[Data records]
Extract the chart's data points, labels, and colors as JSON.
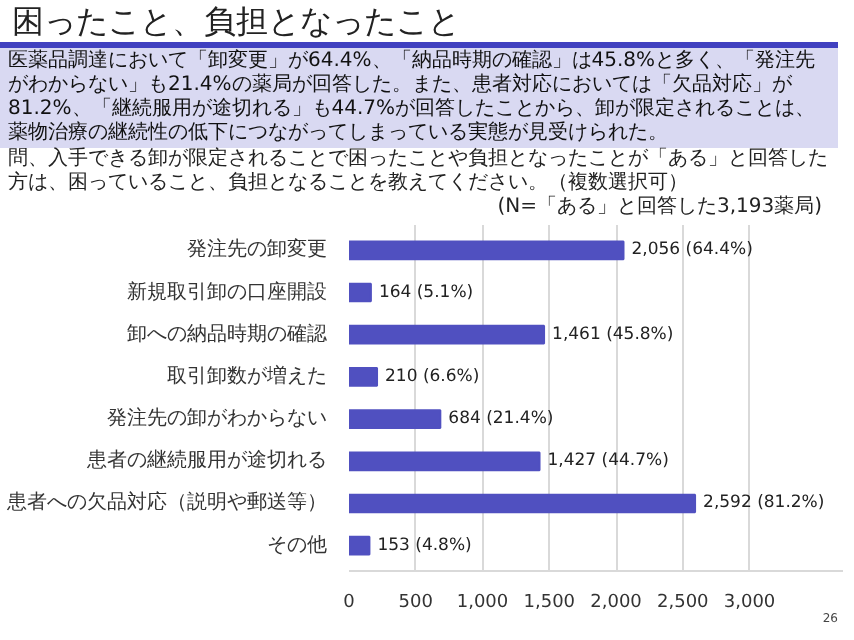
{
  "chart_data": {
    "type": "bar",
    "orientation": "horizontal",
    "title": "困ったこと、負担となったこと",
    "subtitle": "医薬品調達において「卸変更」が64.4%、「納品時期の確認」は45.8%と多く、「発注先がわからない」も21.4%の薬局が回答した。また、患者対応においては「欠品対応」が81.2%、「継続服用が途切れる」も44.7%が回答したことから、卸が限定されることは、薬物治療の継続性の低下につながってしまっている実態が見受けられた。",
    "annotations": [
      "問、入手できる卸が限定されることで困ったことや負担となったことが「ある」と回答した方は、困っていること、負担となることを教えてください。（複数選択可）",
      "(N=「ある」と回答した3,193薬局)",
      "26"
    ],
    "categories": [
      "発注先の卸変更",
      "新規取引卸の口座開設",
      "卸への納品時期の確認",
      "取引卸数が増えた",
      "発注先の卸がわからない",
      "患者の継続服用が途切れる",
      "患者への欠品対応（説明や郵送等）",
      "その他"
    ],
    "values": [
      2056,
      164,
      1461,
      210,
      684,
      1427,
      2592,
      153
    ],
    "value_labels": [
      "2,056 (64.4%)",
      "164 (5.1%)",
      "1,461 (45.8%)",
      "210 (6.6%)",
      "684 (21.4%)",
      "1,427 (44.7%)",
      "2,592 (81.2%)",
      "153 (4.8%)"
    ],
    "color": "#5050c0",
    "xlim": [
      0,
      3700
    ],
    "xticks": [
      0,
      {
        "value": 500,
        "label": "500"
      },
      {
        "value": 1000,
        "label": "1,000"
      },
      {
        "value": 1500,
        "label": "1,500"
      },
      {
        "value": 2000,
        "label": "2,000"
      },
      {
        "value": 2500,
        "label": "2,500"
      },
      {
        "value": 3000,
        "label": "3,000"
      }
    ],
    "grid": "x"
  }
}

Short task »
Transcribe the records above exactly, omitting every picture they contain.

Exercise solution »
Extract the chart's data points, labels, and colors as JSON.
{
  "chart_data": {
    "type": "bar",
    "orientation": "horizontal",
    "title": "困ったこと、負担となったこと",
    "subtitle": "医薬品調達において「卸変更」が64.4%、「納品時期の確認」は45.8%と多く、「発注先がわからない」も21.4%の薬局が回答した。また、患者対応においては「欠品対応」が81.2%、「継続服用が途切れる」も44.7%が回答したことから、卸が限定されることは、薬物治療の継続性の低下につながってしまっている実態が見受けられた。",
    "annotations": [
      "問、入手できる卸が限定されることで困ったことや負担となったことが「ある」と回答した方は、困っていること、負担となることを教えてください。（複数選択可）",
      "(N=「ある」と回答した3,193薬局)",
      "26"
    ],
    "categories": [
      "発注先の卸変更",
      "新規取引卸の口座開設",
      "卸への納品時期の確認",
      "取引卸数が増えた",
      "発注先の卸がわからない",
      "患者の継続服用が途切れる",
      "患者への欠品対応（説明や郵送等）",
      "その他"
    ],
    "values": [
      2056,
      164,
      1461,
      210,
      684,
      1427,
      2592,
      153
    ],
    "value_labels": [
      "2,056 (64.4%)",
      "164 (5.1%)",
      "1,461 (45.8%)",
      "210 (6.6%)",
      "684 (21.4%)",
      "1,427 (44.7%)",
      "2,592 (81.2%)",
      "153 (4.8%)"
    ],
    "color": "#5050c0",
    "xlim": [
      0,
      3700
    ],
    "xticks": [
      0,
      {
        "value": 500,
        "label": "500"
      },
      {
        "value": 1000,
        "label": "1,000"
      },
      {
        "value": 1500,
        "label": "1,500"
      },
      {
        "value": 2000,
        "label": "2,000"
      },
      {
        "value": 2500,
        "label": "2,500"
      },
      {
        "value": 3000,
        "label": "3,000"
      }
    ],
    "grid": "x"
  }
}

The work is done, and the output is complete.